Request: Find the number of lines below in which the word "text" appears, and write that number only.
-- start Dataset excerpts --
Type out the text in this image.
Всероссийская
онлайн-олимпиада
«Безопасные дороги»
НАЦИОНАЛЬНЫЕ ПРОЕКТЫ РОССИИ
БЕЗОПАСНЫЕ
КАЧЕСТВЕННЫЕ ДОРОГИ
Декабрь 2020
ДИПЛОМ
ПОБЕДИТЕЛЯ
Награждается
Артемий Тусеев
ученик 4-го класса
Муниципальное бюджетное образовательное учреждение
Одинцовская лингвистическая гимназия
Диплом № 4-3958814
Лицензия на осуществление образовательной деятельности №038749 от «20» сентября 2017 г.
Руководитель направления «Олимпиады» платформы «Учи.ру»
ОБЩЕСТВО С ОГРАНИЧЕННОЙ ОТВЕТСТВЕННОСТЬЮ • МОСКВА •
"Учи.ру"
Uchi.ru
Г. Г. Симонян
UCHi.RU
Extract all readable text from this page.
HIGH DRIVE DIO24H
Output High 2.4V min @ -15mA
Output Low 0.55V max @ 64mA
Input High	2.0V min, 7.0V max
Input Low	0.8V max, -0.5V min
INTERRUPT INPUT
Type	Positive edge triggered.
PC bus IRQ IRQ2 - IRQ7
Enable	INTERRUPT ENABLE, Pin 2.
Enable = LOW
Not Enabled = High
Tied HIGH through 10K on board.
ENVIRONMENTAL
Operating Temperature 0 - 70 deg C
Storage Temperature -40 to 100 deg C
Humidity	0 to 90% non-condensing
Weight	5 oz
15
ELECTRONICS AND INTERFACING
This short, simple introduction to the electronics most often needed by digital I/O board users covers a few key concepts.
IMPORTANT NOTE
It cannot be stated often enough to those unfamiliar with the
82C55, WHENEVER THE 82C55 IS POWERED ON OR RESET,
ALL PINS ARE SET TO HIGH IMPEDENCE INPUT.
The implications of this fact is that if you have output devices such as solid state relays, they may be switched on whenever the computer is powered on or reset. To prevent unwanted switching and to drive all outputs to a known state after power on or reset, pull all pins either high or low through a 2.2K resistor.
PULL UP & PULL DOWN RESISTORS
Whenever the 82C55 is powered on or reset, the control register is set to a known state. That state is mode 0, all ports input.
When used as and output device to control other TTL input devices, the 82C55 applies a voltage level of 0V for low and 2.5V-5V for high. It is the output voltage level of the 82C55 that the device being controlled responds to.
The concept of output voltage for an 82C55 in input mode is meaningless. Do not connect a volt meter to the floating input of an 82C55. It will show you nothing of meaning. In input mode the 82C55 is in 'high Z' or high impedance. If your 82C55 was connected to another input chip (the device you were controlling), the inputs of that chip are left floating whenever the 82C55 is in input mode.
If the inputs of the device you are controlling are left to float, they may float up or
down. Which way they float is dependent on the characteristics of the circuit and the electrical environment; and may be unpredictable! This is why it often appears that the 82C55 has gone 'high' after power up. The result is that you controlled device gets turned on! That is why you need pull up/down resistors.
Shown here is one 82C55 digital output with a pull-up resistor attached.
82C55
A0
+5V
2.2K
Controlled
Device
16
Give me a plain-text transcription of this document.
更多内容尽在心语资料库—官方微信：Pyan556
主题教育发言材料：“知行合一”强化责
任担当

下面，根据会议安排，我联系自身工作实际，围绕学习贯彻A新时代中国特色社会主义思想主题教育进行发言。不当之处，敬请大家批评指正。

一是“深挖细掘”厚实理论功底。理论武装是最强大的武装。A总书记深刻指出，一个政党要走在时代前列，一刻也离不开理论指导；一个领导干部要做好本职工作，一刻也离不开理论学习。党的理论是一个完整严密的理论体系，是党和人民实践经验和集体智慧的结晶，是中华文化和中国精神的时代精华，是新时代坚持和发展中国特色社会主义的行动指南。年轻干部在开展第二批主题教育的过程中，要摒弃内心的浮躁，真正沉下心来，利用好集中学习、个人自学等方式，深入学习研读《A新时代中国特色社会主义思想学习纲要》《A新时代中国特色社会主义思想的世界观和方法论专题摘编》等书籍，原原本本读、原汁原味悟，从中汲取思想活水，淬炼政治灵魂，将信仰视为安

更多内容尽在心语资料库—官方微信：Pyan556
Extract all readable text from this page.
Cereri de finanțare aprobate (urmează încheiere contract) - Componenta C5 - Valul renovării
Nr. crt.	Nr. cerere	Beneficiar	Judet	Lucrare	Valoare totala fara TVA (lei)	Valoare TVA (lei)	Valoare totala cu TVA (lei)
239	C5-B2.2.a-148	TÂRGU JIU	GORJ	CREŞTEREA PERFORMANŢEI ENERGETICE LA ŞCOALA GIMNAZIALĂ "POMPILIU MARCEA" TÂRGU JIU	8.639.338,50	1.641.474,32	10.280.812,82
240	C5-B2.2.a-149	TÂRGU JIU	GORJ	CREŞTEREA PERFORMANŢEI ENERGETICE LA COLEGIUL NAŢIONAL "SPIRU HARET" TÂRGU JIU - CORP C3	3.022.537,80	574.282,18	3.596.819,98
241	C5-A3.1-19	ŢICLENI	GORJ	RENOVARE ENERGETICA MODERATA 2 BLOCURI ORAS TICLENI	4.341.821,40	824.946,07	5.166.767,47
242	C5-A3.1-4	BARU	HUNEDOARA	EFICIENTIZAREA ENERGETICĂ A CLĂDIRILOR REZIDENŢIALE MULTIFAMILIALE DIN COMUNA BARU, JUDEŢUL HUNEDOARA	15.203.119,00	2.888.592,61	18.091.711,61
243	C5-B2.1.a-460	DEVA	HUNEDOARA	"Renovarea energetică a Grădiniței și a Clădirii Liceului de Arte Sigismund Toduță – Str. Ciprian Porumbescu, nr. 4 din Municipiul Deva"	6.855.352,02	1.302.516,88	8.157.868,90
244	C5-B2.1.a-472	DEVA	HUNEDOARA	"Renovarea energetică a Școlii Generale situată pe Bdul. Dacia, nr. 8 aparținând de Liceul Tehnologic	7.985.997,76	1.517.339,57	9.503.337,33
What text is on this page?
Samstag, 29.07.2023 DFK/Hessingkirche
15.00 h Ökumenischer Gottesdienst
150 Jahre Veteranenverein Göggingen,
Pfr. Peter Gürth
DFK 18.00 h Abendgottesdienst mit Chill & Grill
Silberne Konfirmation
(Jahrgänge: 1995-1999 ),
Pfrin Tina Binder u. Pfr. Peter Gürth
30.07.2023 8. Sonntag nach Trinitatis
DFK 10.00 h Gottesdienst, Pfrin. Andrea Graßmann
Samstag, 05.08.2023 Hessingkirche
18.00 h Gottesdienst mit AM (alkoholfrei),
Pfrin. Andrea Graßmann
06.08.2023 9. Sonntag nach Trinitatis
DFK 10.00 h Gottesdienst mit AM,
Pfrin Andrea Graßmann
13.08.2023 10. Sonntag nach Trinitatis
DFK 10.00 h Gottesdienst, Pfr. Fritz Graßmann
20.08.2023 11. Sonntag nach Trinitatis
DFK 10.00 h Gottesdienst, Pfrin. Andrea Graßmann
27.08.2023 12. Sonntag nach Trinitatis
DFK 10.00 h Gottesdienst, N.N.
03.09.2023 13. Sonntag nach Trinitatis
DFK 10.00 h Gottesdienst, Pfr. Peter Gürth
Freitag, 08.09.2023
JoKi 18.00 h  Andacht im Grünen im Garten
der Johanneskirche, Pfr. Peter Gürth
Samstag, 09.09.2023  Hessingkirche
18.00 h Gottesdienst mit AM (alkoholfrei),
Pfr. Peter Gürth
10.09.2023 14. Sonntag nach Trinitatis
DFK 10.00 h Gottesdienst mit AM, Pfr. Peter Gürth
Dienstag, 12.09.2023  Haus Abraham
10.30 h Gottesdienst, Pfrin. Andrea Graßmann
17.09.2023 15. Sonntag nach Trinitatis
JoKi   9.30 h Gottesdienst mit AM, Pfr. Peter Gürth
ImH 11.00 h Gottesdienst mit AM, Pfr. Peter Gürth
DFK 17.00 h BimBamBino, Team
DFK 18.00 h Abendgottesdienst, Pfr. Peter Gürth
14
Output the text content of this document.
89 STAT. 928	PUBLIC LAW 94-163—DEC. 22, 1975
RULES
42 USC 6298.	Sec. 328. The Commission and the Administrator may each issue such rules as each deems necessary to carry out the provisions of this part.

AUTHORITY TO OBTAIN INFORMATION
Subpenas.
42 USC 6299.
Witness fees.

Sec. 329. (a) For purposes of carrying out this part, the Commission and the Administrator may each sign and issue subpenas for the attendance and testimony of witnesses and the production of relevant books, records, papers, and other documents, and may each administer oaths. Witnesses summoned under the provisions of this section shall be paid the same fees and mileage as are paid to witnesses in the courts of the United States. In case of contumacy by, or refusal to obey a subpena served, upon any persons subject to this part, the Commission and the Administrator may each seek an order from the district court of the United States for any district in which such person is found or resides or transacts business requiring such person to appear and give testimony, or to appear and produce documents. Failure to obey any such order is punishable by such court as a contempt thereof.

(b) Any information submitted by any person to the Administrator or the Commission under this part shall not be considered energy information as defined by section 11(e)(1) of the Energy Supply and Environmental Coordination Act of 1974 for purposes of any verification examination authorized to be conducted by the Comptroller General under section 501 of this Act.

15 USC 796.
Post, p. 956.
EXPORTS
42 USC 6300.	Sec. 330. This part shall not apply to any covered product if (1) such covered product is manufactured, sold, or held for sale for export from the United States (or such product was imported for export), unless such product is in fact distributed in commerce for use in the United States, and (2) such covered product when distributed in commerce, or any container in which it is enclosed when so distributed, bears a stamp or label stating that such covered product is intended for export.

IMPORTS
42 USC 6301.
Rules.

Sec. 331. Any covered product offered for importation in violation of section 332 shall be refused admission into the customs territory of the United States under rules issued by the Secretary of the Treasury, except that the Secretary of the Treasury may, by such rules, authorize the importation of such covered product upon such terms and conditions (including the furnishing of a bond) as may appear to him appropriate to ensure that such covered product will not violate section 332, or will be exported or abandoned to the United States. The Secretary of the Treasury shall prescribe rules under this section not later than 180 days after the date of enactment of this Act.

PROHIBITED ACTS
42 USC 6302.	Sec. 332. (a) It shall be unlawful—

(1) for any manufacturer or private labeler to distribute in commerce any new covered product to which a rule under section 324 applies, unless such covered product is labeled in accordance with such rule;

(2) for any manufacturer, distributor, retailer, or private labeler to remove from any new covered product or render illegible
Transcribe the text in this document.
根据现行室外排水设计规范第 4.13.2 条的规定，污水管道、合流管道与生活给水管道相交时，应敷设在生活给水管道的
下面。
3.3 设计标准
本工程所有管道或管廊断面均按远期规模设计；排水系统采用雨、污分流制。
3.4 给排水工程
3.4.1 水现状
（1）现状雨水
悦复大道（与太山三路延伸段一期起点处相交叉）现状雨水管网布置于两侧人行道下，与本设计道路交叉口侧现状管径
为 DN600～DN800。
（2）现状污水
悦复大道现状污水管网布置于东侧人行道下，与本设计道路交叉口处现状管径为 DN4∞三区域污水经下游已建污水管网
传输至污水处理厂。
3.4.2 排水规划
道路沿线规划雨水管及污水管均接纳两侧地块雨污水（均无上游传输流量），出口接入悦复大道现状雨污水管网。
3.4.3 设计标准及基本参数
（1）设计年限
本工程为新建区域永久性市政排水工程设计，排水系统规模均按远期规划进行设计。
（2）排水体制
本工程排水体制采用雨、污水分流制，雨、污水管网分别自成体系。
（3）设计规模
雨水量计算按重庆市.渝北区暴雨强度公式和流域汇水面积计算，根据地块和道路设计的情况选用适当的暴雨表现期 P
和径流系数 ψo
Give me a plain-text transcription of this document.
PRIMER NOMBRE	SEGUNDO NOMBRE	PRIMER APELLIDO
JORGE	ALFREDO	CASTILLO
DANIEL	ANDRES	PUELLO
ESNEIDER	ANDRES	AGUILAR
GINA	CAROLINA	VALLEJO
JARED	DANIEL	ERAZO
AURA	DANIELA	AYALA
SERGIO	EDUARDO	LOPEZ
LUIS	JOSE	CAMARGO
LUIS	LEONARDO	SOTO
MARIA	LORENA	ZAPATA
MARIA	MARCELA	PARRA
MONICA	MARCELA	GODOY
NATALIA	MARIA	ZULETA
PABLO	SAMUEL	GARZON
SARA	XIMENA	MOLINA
-- end Dataset excerpts --
The solution: 8